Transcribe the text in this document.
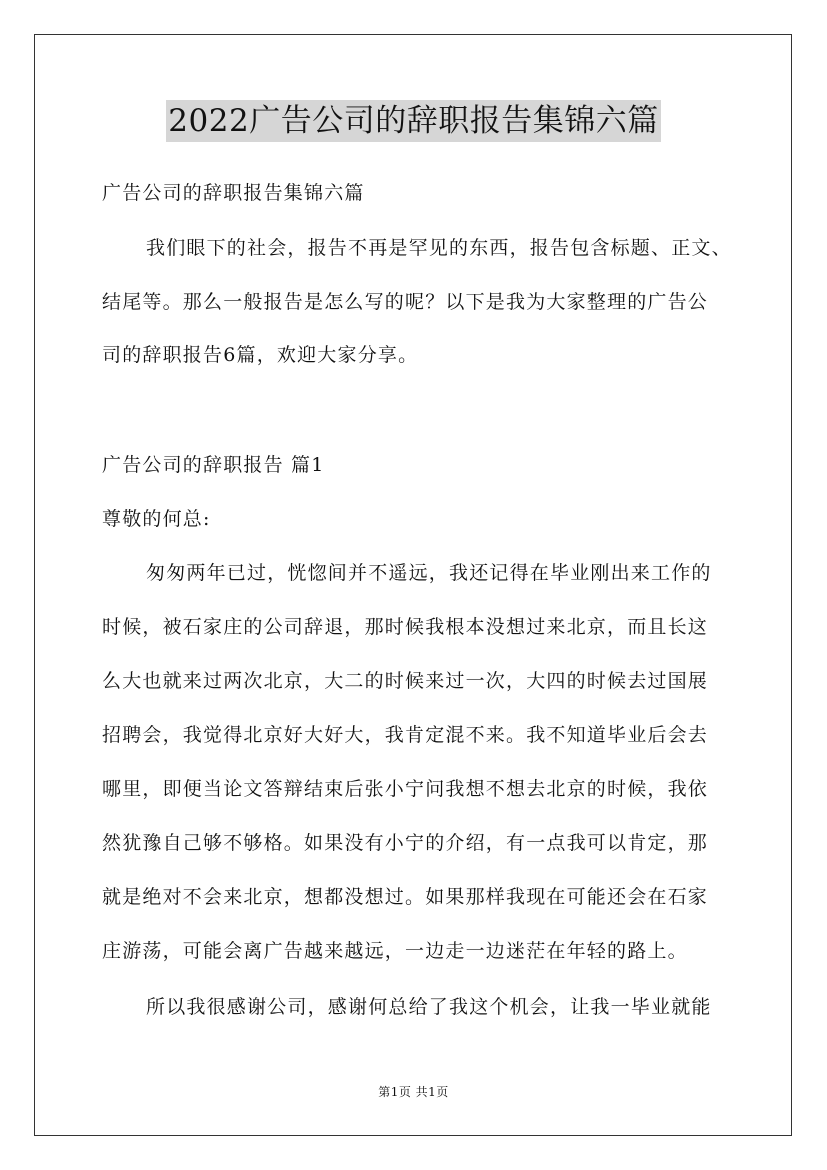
2022广告公司的辞职报告集锦六篇
广告公司的辞职报告集锦六篇
我们眼下的社会，报告不再是罕见的东西，报告包含标题、正文、
结尾等。那么一般报告是怎么写的呢？以下是我为大家整理的广告公
司的辞职报告6篇，欢迎大家分享。
广告公司的辞职报告 篇1
尊敬的何总:
匆匆两年已过，恍惚间并不遥远，我还记得在毕业刚出来工作的
时候，被石家庄的公司辞退，那时候我根本没想过来北京，而且长这
么大也就来过两次北京，大二的时候来过一次，大四的时候去过国展
招聘会，我觉得北京好大好大，我肯定混不来。我不知道毕业后会去
哪里，即便当论文答辩结束后张小宁问我想不想去北京的时候，我依
然犹豫自己够不够格。如果没有小宁的介绍，有一点我可以肯定，那
就是绝对不会来北京，想都没想过。如果那样我现在可能还会在石家
庄游荡，可能会离广告越来越远，一边走一边迷茫在年轻的路上。
所以我很感谢公司，感谢何总给了我这个机会，让我一毕业就能
第1页 共1页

** Short task **
Quote in full the listing given above; the images are to be left out.

** Solution to this problem **
Transcribe the text in this document.
2022广告公司的辞职报告集锦六篇
广告公司的辞职报告集锦六篇
我们眼下的社会，报告不再是罕见的东西，报告包含标题、正文、
结尾等。那么一般报告是怎么写的呢？以下是我为大家整理的广告公
司的辞职报告6篇，欢迎大家分享。
广告公司的辞职报告 篇1
尊敬的何总:
匆匆两年已过，恍惚间并不遥远，我还记得在毕业刚出来工作的
时候，被石家庄的公司辞退，那时候我根本没想过来北京，而且长这
么大也就来过两次北京，大二的时候来过一次，大四的时候去过国展
招聘会，我觉得北京好大好大，我肯定混不来。我不知道毕业后会去
哪里，即便当论文答辩结束后张小宁问我想不想去北京的时候，我依
然犹豫自己够不够格。如果没有小宁的介绍，有一点我可以肯定，那
就是绝对不会来北京，想都没想过。如果那样我现在可能还会在石家
庄游荡，可能会离广告越来越远，一边走一边迷茫在年轻的路上。
所以我很感谢公司，感谢何总给了我这个机会，让我一毕业就能
第1页 共1页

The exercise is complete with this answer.